=== Supplied material ===

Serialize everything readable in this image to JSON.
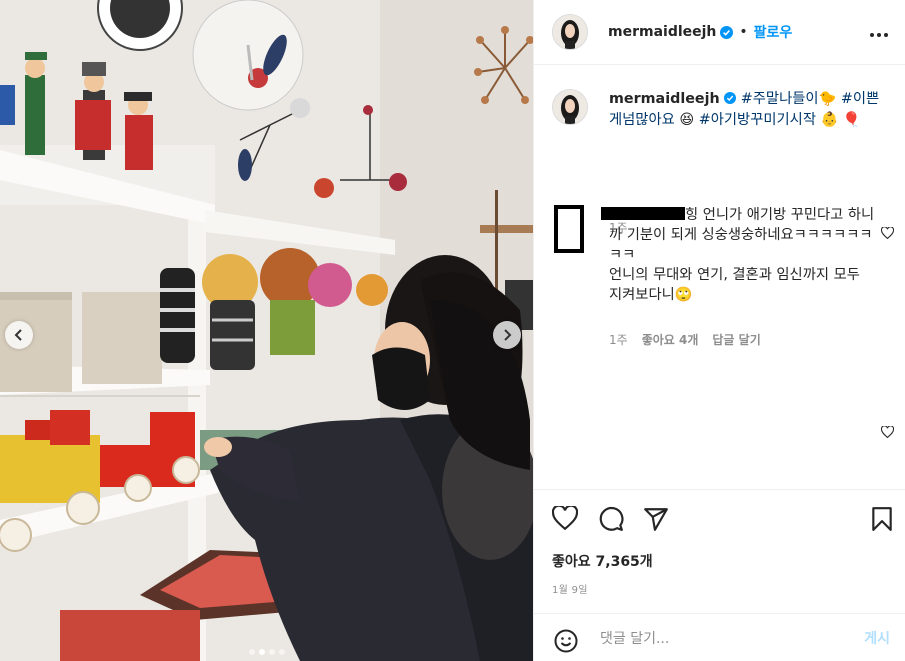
{
  "post": {
    "username": "mermaidleejh",
    "follow_label": "팔로우",
    "bullet": "•",
    "verified": true,
    "photo": {
      "description": "Woman in black mask browsing toy shelves in a shop",
      "carousel_dots": 4,
      "active_dot": 1
    }
  },
  "caption": {
    "username": "mermaidleejh",
    "text_before": " ",
    "tag1": "#주말나들이",
    "emoji1": "🐤",
    "tag2": "#이쁜게넘많아요",
    "emoji2": "😆",
    "tag3": "#아기방꾸미기시작",
    "emoji3": "👶",
    "emoji4": "🎈",
    "time": "1주"
  },
  "comment": {
    "name_suffix": "힝",
    "text": " 언니가 애기방 꾸민다고 하니까 기분이 되게 싱숭생숭하네요ㅋㅋㅋㅋㅋㅋㅋㅋ",
    "text2": "언니의 무대와 연기, 결혼과 임신까지 모두 지켜보다니🙄",
    "time": "1주",
    "likes": "좋아요 4개",
    "reply": "답글 달기"
  },
  "actions": {
    "likes": "좋아요 7,365개",
    "date": "1월 9일"
  },
  "add_comment": {
    "placeholder": "댓글 달기...",
    "post_label": "게시"
  },
  "colors": {
    "accent": "#0095f6",
    "tag": "#00376b",
    "muted": "#8e8e8e",
    "post_disabled": "#b2dffc"
  }
}
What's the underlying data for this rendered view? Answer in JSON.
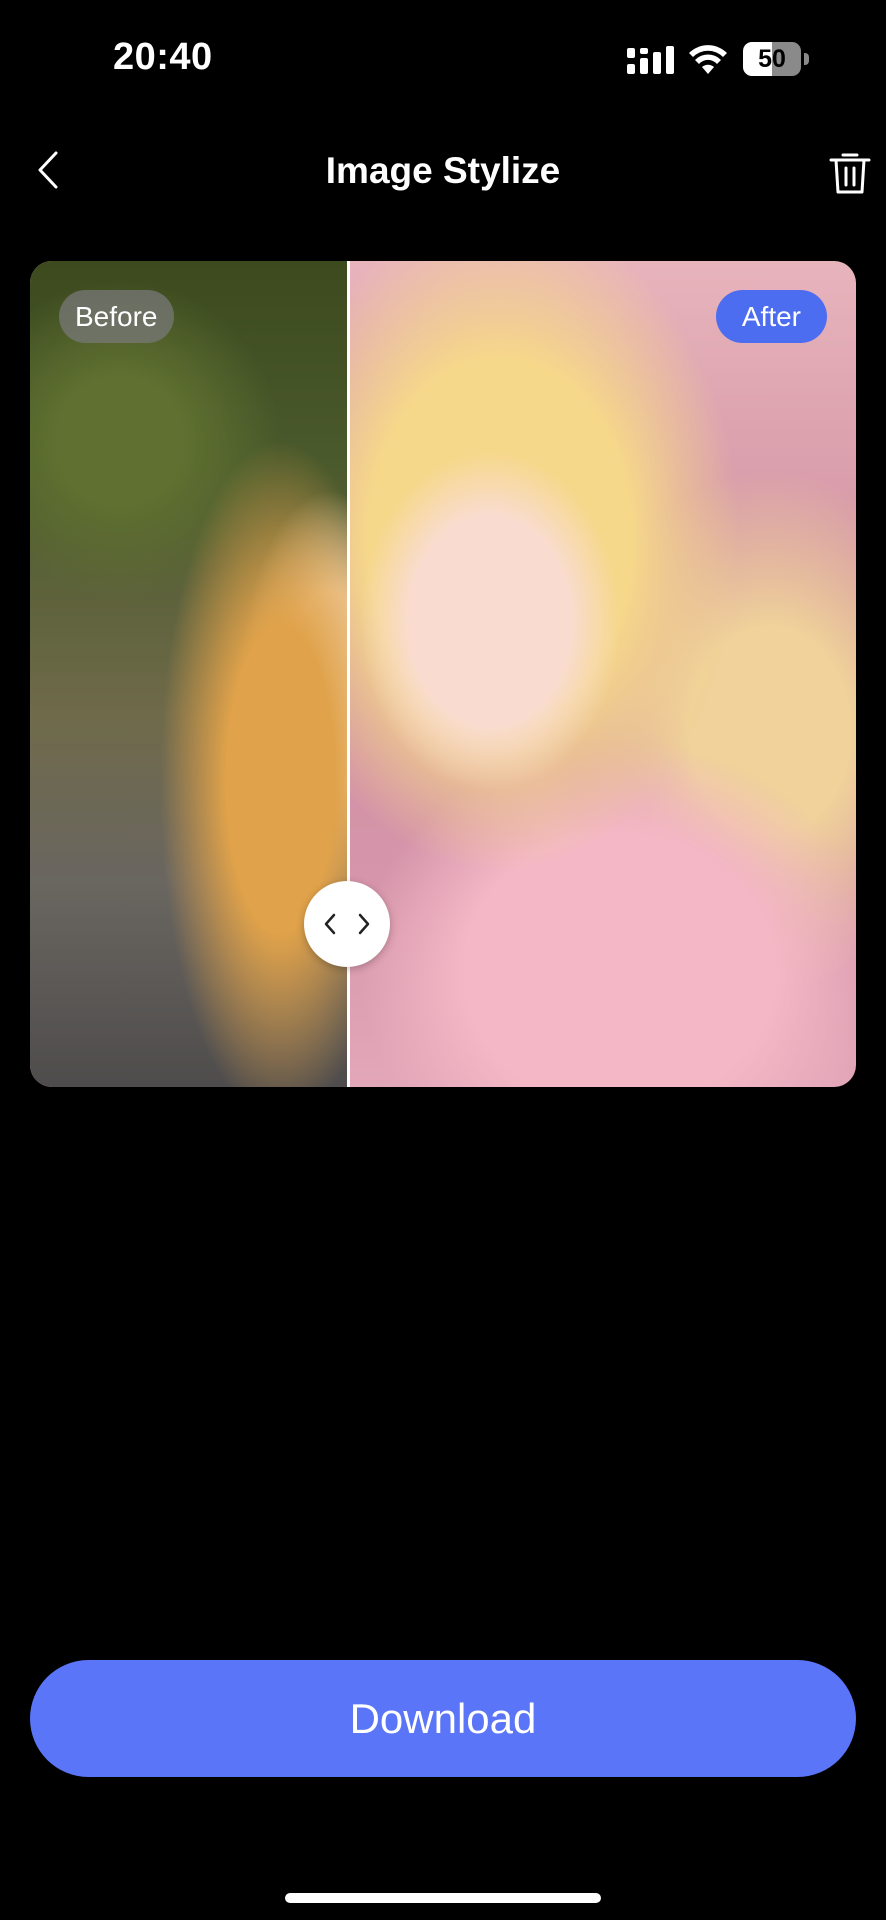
{
  "status_bar": {
    "time": "20:40",
    "battery_level": "50",
    "icons": [
      "signal-icon",
      "wifi-icon",
      "battery-icon"
    ]
  },
  "header": {
    "title": "Image Stylize",
    "back_icon": "chevron-left-icon",
    "delete_icon": "trash-icon"
  },
  "compare": {
    "before_label": "Before",
    "after_label": "After",
    "handle_icon": "left-right-arrows-icon"
  },
  "actions": {
    "download_label": "Download"
  },
  "colors": {
    "background": "#000000",
    "accent": "#5a75f7",
    "after_badge": "#4d6df0"
  }
}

===

Output the data above without changes, apart from leaving out the pictures.

Serialize everything readable in this image to JSON.
{
  "post": {
    "username": "mermaidleejh",
    "follow_label": "팔로우",
    "bullet": "•",
    "verified": true,
    "photo": {
      "description": "Woman in black mask browsing toy shelves in a shop",
      "carousel_dots": 4,
      "active_dot": 1
    }
  },
  "caption": {
    "username": "mermaidleejh",
    "text_before": " ",
    "tag1": "#주말나들이",
    "emoji1": "🐤",
    "tag2": "#이쁜게넘많아요",
    "emoji2": "😆",
    "tag3": "#아기방꾸미기시작",
    "emoji3": "👶",
    "emoji4": "🎈",
    "time": "1주"
  },
  "comment": {
    "name_suffix": "힝",
    "text": " 언니가 애기방 꾸민다고 하니까 기분이 되게 싱숭생숭하네요ㅋㅋㅋㅋㅋㅋㅋㅋ",
    "text2": "언니의 무대와 연기, 결혼과 임신까지 모두 지켜보다니🙄",
    "time": "1주",
    "likes": "좋아요 4개",
    "reply": "답글 달기"
  },
  "actions": {
    "likes": "좋아요 7,365개",
    "date": "1월 9일"
  },
  "add_comment": {
    "placeholder": "댓글 달기...",
    "post_label": "게시"
  },
  "colors": {
    "accent": "#0095f6",
    "tag": "#00376b",
    "muted": "#8e8e8e",
    "post_disabled": "#b2dffc"
  }
}
What's the underlying data for this rendered view? Answer in JSON.
{
  "status_bar": {
    "time": "20:40",
    "battery_level": "50",
    "icons": [
      "signal-icon",
      "wifi-icon",
      "battery-icon"
    ]
  },
  "header": {
    "title": "Image Stylize",
    "back_icon": "chevron-left-icon",
    "delete_icon": "trash-icon"
  },
  "compare": {
    "before_label": "Before",
    "after_label": "After",
    "handle_icon": "left-right-arrows-icon"
  },
  "actions": {
    "download_label": "Download"
  },
  "colors": {
    "background": "#000000",
    "accent": "#5a75f7",
    "after_badge": "#4d6df0"
  }
}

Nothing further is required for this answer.